■ Exercise brief:
Find and copy each line of the records where the string "lugar" shows up.

----------

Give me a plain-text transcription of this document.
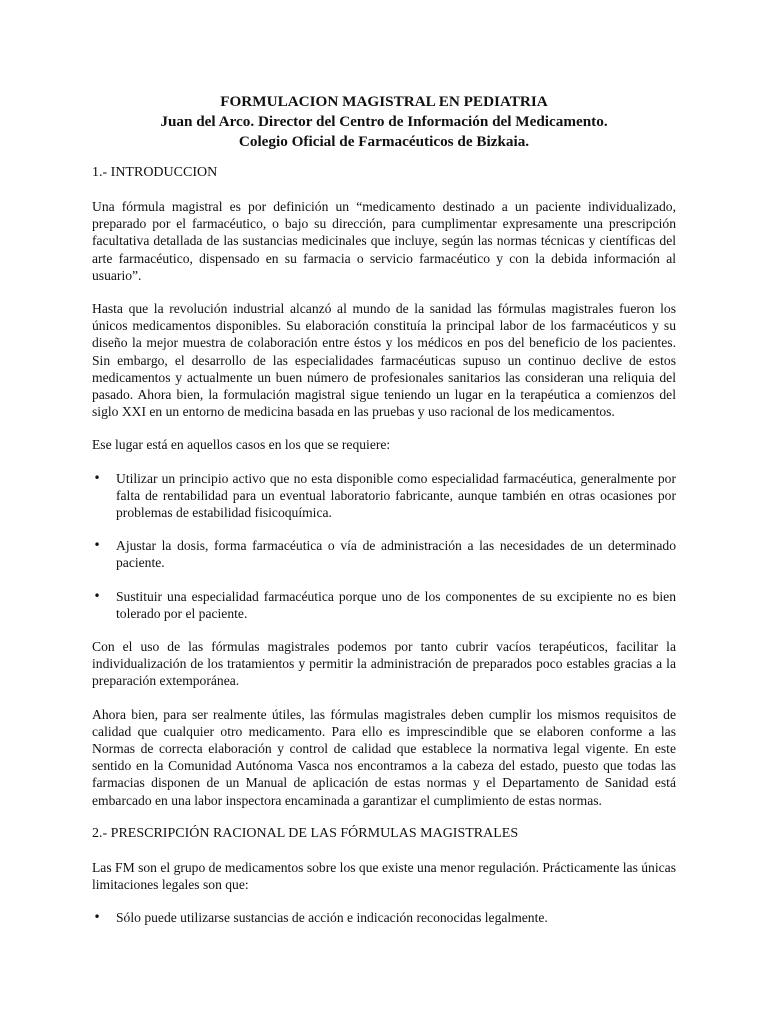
FORMULACION MAGISTRAL EN PEDIATRIA
Juan del Arco. Director del Centro de Información del Medicamento.
Colegio Oficial de Farmacéuticos de Bizkaia.
1.- INTRODUCCION

Una fórmula magistral es por definición un “medicamento destinado a un paciente individualizado, preparado por el farmacéutico, o bajo su dirección, para cumplimentar expresamente una prescripción facultativa detallada de las sustancias medicinales que incluye, según las normas técnicas y científicas del arte farmacéutico, dispensado en su farmacia o servicio farmacéutico y con la debida información al usuario”.

Hasta que la revolución industrial alcanzó al mundo de la sanidad las fórmulas magistrales fueron los únicos medicamentos disponibles. Su elaboración constituía la principal labor de los farmacéuticos y su diseño la mejor muestra de colaboración entre éstos y los médicos en pos del beneficio de los pacientes. Sin embargo, el desarrollo de las especialidades farmacéuticas supuso un continuo declive de estos medicamentos y actualmente un buen número de profesionales sanitarios las consideran una reliquia del pasado. Ahora bien, la formulación magistral sigue teniendo un lugar en la terapéutica a comienzos del siglo XXI en un entorno de medicina basada en las pruebas y uso racional de los medicamentos.

Ese lugar está en aquellos casos en los que se requiere:

• Utilizar un principio activo que no esta disponible como especialidad farmacéutica, generalmente por falta de rentabilidad para un eventual laboratorio fabricante, aunque también en otras ocasiones por problemas de estabilidad fisicoquímica.
• Ajustar la dosis, forma farmacéutica o vía de administración a las necesidades de un determinado paciente.
• Sustituir una especialidad farmacéutica porque uno de los componentes de su excipiente no es bien tolerado por el paciente.

Con el uso de las fórmulas magistrales podemos por tanto cubrir vacíos terapéuticos, facilitar la individualización de los tratamientos y permitir la administración de preparados poco estables gracias a la preparación extemporánea.

Ahora bien, para ser realmente útiles, las fórmulas magistrales deben cumplir los mismos requisitos de calidad que cualquier otro medicamento. Para ello es imprescindible que se elaboren conforme a las Normas de correcta elaboración y control de calidad que establece la normativa legal vigente. En este sentido en la Comunidad Autónoma Vasca nos encontramos a la cabeza del estado, puesto que todas las farmacias disponen de un Manual de aplicación de estas normas y el Departamento de Sanidad está embarcado en una labor inspectora encaminada a garantizar el cumplimiento de estas normas.

2.- PRESCRIPCIÓN RACIONAL DE LAS FÓRMULAS MAGISTRALES

Las FM son el grupo de medicamentos sobre los que existe una menor regulación. Prácticamente las únicas limitaciones legales son que:

• Sólo puede utilizarse sustancias de acción e indicación reconocidas legalmente.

----------

■ Solution for this exercise:
Hasta que la revolución industrial alcanzó al mundo de la sanidad las fórmulas magistrales fueron los únicos medicamentos disponibles. Su elaboración constituía la principal labor de los farmacéuticos y su diseño la mejor muestra de colaboración entre éstos y los médicos en pos del beneficio de los pacientes. Sin embargo, el desarrollo de las especialidades farmacéuticas supuso un continuo declive de estos medicamentos y actualmente un buen número de profesionales sanitarios las consideran una reliquia del pasado. Ahora bien, la formulación magistral sigue teniendo un lugar en la terapéutica a comienzos del siglo XXI en un entorno de medicina basada en las pruebas y uso racional de los medicamentos.
Ese lugar está en aquellos casos en los que se requiere:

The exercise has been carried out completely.